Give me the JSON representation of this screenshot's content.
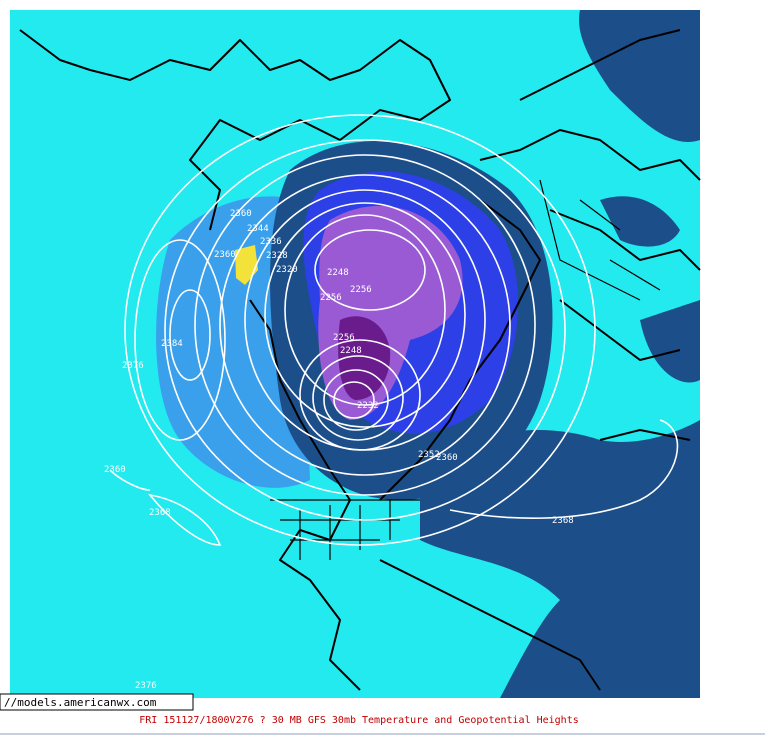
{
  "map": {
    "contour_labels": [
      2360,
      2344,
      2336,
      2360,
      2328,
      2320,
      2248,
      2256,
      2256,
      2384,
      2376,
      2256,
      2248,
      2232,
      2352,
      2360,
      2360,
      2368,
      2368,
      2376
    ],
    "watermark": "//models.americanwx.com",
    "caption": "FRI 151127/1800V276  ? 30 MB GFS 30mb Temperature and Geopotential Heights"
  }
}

- [TASK OBJECTIVE]
Above are records to transcribe exactly; leave their pictures out.

- [EXERCISE RESPONSE]
Give me the JSON representation of this screenshot's content.
{
  "map": {
    "contour_labels": [
      2360,
      2344,
      2336,
      2360,
      2328,
      2320,
      2248,
      2256,
      2256,
      2384,
      2376,
      2256,
      2248,
      2232,
      2352,
      2360,
      2360,
      2368,
      2368,
      2376
    ],
    "watermark": "//models.americanwx.com",
    "caption": "FRI 151127/1800V276  ? 30 MB GFS 30mb Temperature and Geopotential Heights"
  }
}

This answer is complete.